## Begin Data for this exercise

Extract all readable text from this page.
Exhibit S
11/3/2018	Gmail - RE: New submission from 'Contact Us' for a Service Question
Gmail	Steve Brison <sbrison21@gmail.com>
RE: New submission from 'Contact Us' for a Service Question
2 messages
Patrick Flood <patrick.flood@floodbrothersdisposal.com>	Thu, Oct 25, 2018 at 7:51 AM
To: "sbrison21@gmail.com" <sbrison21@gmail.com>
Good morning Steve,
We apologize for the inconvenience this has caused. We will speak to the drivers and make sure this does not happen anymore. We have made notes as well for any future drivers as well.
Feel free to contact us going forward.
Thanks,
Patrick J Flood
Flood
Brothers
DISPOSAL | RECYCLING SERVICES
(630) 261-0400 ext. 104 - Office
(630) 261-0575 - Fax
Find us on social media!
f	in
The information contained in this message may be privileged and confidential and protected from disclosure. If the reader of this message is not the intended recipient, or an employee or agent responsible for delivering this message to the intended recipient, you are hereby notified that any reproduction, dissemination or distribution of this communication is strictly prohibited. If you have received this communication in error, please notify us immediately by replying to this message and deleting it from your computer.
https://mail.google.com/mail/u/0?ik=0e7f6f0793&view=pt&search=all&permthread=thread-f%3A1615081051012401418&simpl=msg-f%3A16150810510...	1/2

## End Data for this exercise

• [Task details]
Select the lines from the entries that include the word "Steve".

• [Output below]
Gmail	Steve Brison <sbrison21@gmail.com>
Good morning Steve,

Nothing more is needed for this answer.